**OBJECTIVE**
Output the records exactly as they appear, with no pictures included.

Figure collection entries
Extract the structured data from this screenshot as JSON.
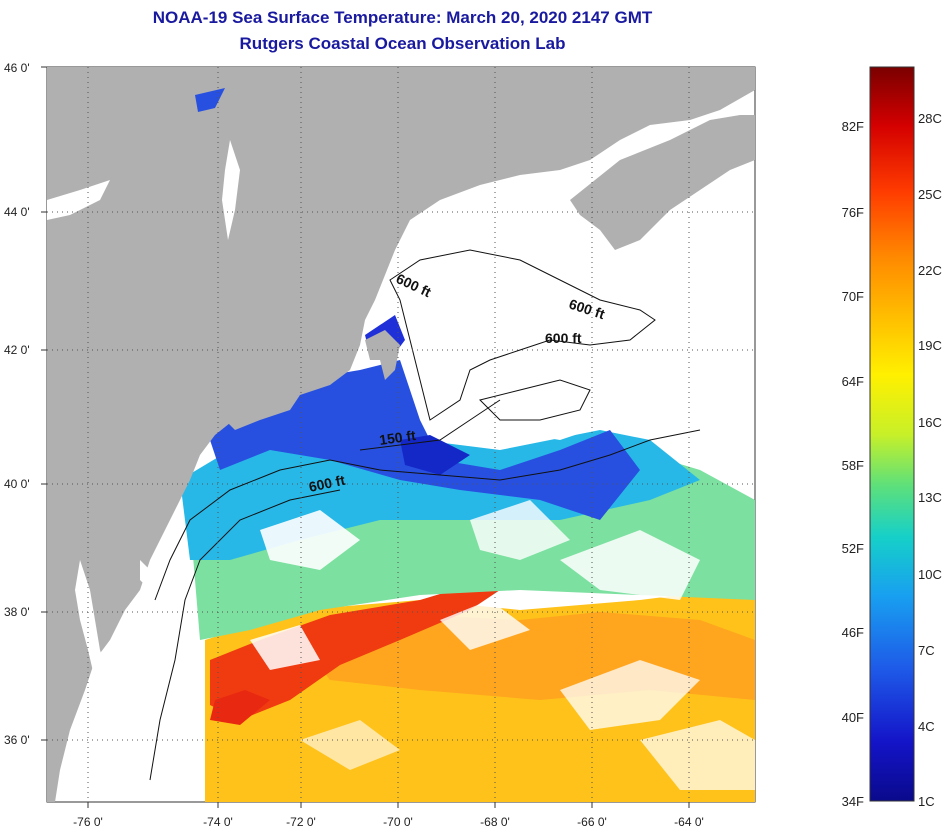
{
  "title": "NOAA-19 Sea Surface Temperature:  March 20, 2020 2147 GMT",
  "subtitle": "Rutgers Coastal Ocean Observation Lab",
  "map": {
    "lon_labels": [
      "-76 0'",
      "-74 0'",
      "-72 0'",
      "-70 0'",
      "-68 0'",
      "-66 0'",
      "-64 0'"
    ],
    "lat_labels": [
      "46 0'",
      "44 0'",
      "42 0'",
      "40 0'",
      "38 0'",
      "36 0'"
    ],
    "contour_labels": [
      "600 ft",
      "600 ft",
      "600 ft",
      "150 ft",
      "600 ft"
    ],
    "land_color": "#b0b0b0",
    "cloud_color": "#ffffff"
  },
  "colorbar": {
    "fahrenheit_labels": [
      "82F",
      "76F",
      "70F",
      "64F",
      "58F",
      "52F",
      "46F",
      "40F",
      "34F"
    ],
    "celsius_labels": [
      "28C",
      "25C",
      "22C",
      "19C",
      "16C",
      "13C",
      "10C",
      "7C",
      "4C",
      "1C"
    ],
    "colors": [
      "#7a0000",
      "#d40000",
      "#ff3c00",
      "#ff8a00",
      "#ffc400",
      "#fff000",
      "#c8f028",
      "#5ee07a",
      "#16d0c8",
      "#18a0f0",
      "#1e5ae8",
      "#1414c8",
      "#0a0a8c"
    ]
  }
}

**RESPONSE TO THIS TASK**
Extract the structured data from this screenshot as JSON.
{
  "title": "NOAA-19 Sea Surface Temperature:  March 20, 2020 2147 GMT",
  "subtitle": "Rutgers Coastal Ocean Observation Lab",
  "map": {
    "lon_labels": [
      "-76 0'",
      "-74 0'",
      "-72 0'",
      "-70 0'",
      "-68 0'",
      "-66 0'",
      "-64 0'"
    ],
    "lat_labels": [
      "46 0'",
      "44 0'",
      "42 0'",
      "40 0'",
      "38 0'",
      "36 0'"
    ],
    "contour_labels": [
      "600 ft",
      "600 ft",
      "600 ft",
      "150 ft",
      "600 ft"
    ],
    "land_color": "#b0b0b0",
    "cloud_color": "#ffffff"
  },
  "colorbar": {
    "fahrenheit_labels": [
      "82F",
      "76F",
      "70F",
      "64F",
      "58F",
      "52F",
      "46F",
      "40F",
      "34F"
    ],
    "celsius_labels": [
      "28C",
      "25C",
      "22C",
      "19C",
      "16C",
      "13C",
      "10C",
      "7C",
      "4C",
      "1C"
    ],
    "colors": [
      "#7a0000",
      "#d40000",
      "#ff3c00",
      "#ff8a00",
      "#ffc400",
      "#fff000",
      "#c8f028",
      "#5ee07a",
      "#16d0c8",
      "#18a0f0",
      "#1e5ae8",
      "#1414c8",
      "#0a0a8c"
    ]
  }
}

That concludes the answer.